* Instruction: Filter the entries and keep only the lines where the string "name" appears.
********
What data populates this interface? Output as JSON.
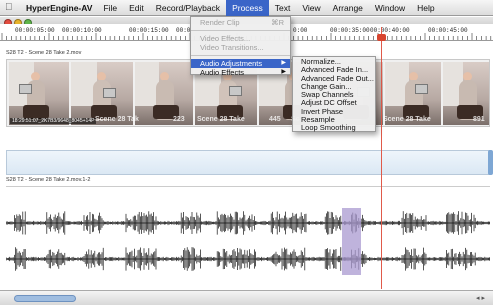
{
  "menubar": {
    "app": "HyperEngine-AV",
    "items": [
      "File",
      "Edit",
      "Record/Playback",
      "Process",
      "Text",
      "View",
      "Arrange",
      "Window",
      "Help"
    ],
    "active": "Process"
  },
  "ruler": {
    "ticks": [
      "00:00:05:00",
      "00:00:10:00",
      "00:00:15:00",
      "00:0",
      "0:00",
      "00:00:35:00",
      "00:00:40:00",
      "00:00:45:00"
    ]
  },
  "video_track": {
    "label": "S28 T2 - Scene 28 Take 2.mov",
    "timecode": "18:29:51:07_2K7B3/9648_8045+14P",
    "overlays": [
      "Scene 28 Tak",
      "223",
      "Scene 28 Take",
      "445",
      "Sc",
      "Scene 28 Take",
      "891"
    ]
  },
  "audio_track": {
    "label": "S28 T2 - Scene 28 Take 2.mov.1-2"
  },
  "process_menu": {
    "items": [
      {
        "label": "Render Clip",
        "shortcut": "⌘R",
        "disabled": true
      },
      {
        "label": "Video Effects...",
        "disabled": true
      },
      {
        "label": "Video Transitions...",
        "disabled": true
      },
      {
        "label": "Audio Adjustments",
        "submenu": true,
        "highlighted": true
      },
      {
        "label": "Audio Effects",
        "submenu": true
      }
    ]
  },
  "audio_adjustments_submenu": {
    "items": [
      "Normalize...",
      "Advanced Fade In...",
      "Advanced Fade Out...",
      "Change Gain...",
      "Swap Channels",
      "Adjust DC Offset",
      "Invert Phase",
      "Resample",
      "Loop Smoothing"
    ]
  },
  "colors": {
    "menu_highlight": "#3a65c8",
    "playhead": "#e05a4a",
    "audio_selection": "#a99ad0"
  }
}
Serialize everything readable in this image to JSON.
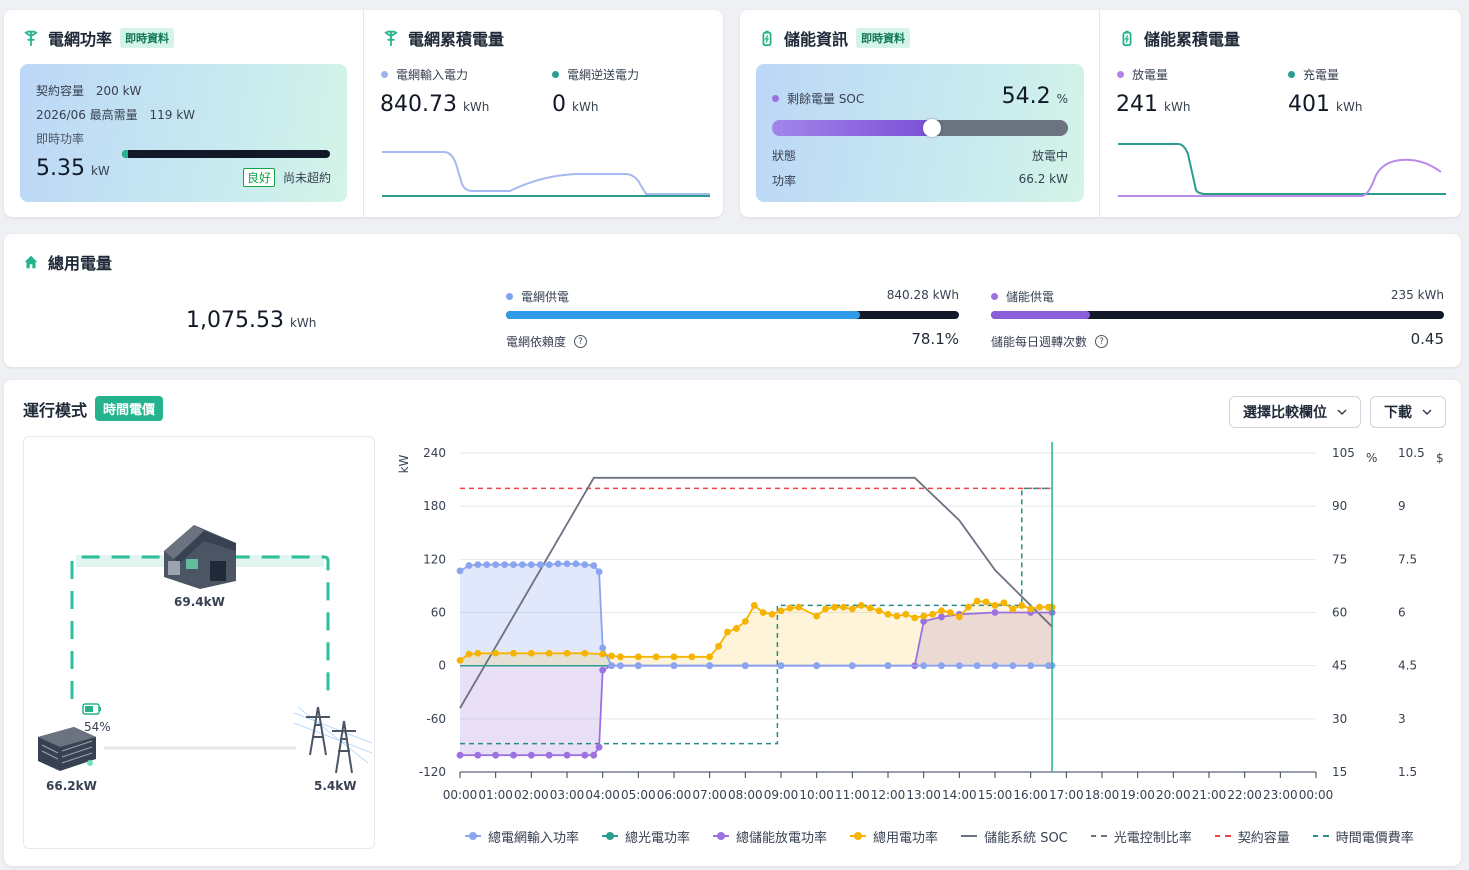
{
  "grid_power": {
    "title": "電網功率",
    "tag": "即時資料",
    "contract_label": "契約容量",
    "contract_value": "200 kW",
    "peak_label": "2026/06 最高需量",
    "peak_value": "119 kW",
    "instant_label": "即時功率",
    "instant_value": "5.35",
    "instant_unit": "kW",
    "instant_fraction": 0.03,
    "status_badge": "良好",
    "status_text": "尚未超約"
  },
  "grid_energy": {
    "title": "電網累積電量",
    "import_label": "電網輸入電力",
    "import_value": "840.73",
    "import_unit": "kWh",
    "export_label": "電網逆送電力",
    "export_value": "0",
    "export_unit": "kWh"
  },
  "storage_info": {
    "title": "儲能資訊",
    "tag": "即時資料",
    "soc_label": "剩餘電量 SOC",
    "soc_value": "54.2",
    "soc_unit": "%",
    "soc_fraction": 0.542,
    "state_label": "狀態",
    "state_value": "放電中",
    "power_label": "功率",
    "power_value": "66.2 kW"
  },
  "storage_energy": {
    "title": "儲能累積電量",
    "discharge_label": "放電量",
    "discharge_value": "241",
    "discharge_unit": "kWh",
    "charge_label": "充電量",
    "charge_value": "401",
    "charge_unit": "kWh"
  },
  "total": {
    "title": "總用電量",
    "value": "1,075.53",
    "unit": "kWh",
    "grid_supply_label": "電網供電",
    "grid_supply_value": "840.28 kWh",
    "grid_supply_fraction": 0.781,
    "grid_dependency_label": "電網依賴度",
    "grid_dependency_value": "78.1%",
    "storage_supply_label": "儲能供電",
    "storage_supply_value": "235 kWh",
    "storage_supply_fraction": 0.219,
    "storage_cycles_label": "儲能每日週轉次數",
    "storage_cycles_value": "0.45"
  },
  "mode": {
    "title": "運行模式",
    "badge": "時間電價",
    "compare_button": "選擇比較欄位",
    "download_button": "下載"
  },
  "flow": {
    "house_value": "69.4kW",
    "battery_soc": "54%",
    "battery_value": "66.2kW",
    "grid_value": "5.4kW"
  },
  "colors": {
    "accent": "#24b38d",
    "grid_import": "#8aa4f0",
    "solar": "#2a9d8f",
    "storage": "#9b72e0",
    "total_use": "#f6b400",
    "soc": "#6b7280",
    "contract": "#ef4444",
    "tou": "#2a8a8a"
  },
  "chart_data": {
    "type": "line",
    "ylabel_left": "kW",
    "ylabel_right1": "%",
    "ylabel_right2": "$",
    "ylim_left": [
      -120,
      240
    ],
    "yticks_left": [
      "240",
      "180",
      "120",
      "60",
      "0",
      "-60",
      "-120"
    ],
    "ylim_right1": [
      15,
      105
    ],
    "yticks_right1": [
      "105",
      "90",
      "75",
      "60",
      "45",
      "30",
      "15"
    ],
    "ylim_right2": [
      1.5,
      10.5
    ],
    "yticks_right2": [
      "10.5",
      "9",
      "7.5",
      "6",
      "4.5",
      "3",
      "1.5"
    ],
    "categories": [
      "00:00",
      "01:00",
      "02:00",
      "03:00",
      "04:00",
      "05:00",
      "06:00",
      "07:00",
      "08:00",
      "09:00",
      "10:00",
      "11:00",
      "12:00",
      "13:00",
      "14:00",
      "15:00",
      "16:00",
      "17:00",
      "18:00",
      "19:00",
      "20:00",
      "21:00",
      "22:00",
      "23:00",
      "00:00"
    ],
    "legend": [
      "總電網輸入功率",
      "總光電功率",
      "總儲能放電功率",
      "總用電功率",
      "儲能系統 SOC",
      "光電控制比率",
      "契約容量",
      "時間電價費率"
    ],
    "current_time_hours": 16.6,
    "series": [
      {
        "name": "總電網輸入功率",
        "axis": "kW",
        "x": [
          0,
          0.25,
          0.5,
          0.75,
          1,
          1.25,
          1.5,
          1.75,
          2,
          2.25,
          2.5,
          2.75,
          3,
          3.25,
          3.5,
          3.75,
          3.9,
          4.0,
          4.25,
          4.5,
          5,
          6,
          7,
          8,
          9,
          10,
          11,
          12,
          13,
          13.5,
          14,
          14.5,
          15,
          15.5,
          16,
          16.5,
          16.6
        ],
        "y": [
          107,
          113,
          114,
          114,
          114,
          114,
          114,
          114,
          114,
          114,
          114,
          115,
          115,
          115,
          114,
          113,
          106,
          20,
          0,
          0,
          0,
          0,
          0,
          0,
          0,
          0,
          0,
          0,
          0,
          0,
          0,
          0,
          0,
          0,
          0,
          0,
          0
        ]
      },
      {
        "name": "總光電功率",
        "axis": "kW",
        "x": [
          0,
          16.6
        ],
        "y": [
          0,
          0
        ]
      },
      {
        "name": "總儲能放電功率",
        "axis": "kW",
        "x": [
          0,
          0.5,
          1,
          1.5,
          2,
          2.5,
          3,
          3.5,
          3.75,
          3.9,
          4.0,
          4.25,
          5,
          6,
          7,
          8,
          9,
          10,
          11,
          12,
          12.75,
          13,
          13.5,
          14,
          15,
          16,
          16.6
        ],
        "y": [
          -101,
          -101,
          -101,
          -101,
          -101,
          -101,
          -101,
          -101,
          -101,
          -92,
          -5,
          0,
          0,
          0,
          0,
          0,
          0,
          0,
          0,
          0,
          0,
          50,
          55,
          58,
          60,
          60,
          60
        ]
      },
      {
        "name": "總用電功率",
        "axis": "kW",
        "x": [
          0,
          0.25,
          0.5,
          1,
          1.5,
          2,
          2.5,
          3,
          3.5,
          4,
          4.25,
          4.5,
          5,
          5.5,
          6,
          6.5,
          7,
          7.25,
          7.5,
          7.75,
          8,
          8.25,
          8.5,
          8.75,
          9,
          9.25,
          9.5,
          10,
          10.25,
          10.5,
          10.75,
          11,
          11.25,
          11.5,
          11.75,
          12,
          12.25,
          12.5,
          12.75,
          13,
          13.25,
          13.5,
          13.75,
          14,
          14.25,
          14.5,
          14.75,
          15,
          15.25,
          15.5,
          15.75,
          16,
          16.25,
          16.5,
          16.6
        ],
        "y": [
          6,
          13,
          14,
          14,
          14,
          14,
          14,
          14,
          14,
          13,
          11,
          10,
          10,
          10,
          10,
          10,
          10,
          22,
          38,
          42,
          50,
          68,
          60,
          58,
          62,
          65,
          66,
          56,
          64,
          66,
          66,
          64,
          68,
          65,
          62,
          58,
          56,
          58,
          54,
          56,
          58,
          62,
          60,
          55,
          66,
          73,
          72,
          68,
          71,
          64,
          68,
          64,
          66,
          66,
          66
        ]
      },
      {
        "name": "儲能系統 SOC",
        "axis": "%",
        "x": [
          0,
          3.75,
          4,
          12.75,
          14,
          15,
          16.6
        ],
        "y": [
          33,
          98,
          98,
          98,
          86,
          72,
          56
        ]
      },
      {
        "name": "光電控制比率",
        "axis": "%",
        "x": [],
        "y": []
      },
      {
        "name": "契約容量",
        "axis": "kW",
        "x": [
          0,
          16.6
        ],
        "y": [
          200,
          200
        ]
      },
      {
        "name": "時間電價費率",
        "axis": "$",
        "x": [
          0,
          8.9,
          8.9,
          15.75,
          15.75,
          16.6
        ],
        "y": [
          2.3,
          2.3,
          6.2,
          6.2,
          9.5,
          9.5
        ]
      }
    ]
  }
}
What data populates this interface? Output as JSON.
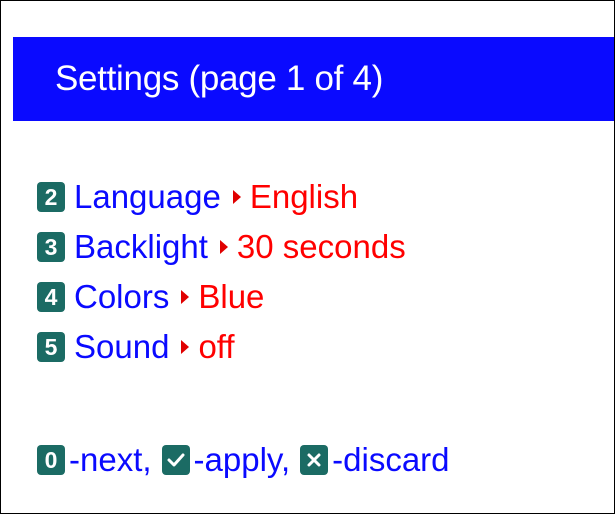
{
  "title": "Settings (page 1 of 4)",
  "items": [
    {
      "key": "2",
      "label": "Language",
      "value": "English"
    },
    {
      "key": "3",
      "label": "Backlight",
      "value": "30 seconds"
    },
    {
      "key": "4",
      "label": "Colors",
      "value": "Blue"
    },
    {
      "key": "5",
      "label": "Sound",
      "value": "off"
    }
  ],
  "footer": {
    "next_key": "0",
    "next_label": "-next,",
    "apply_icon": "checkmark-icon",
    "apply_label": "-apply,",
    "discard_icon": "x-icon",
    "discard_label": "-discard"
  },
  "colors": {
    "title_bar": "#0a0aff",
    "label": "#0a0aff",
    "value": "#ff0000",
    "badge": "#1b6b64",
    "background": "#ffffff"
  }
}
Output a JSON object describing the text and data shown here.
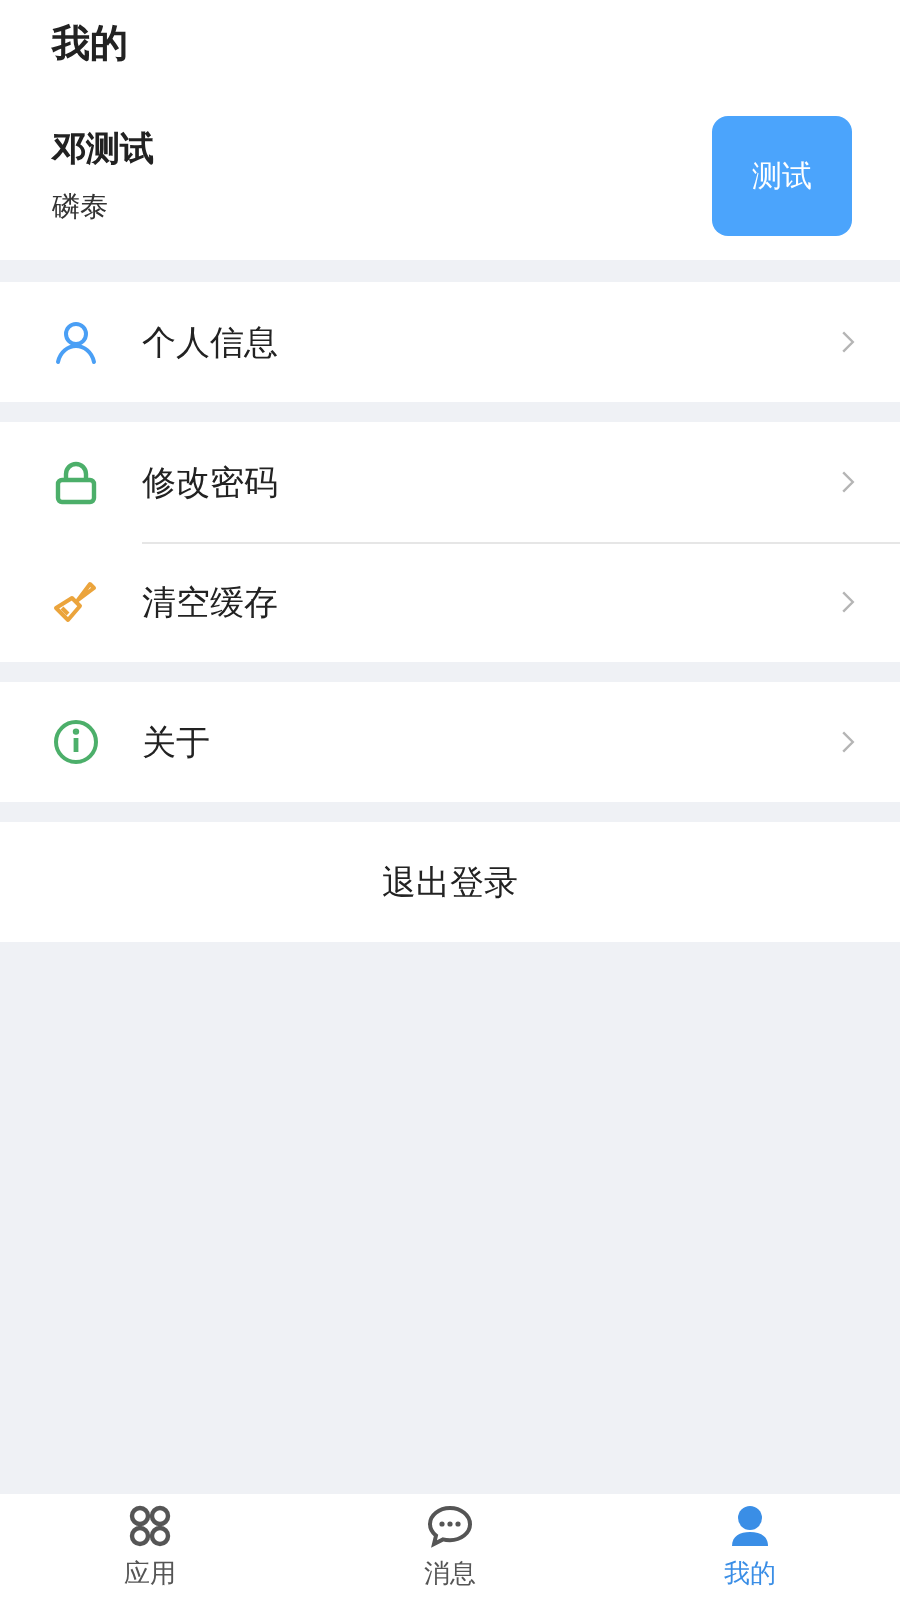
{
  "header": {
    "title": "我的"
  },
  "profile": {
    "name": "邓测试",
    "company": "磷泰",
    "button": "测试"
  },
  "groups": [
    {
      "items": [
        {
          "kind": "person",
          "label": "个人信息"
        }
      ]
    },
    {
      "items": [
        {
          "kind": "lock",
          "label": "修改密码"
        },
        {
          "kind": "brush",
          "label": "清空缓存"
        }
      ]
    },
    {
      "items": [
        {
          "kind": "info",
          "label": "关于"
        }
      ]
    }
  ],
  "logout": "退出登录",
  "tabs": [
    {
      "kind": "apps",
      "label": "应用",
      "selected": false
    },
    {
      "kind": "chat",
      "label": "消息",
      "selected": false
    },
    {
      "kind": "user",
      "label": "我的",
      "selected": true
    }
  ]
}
********
* Exercise answer:
        "name": "總電網輸入功率",
        "name": "總光電功率",
        "name": "總儲能放電功率",
        "name": "總用電功率",
        "name": "儲能系統 SOC",
        "name": "光電控制比率",
        "name": "契約容量",
        "name": "時間電價費率",
    "name": "邓测试",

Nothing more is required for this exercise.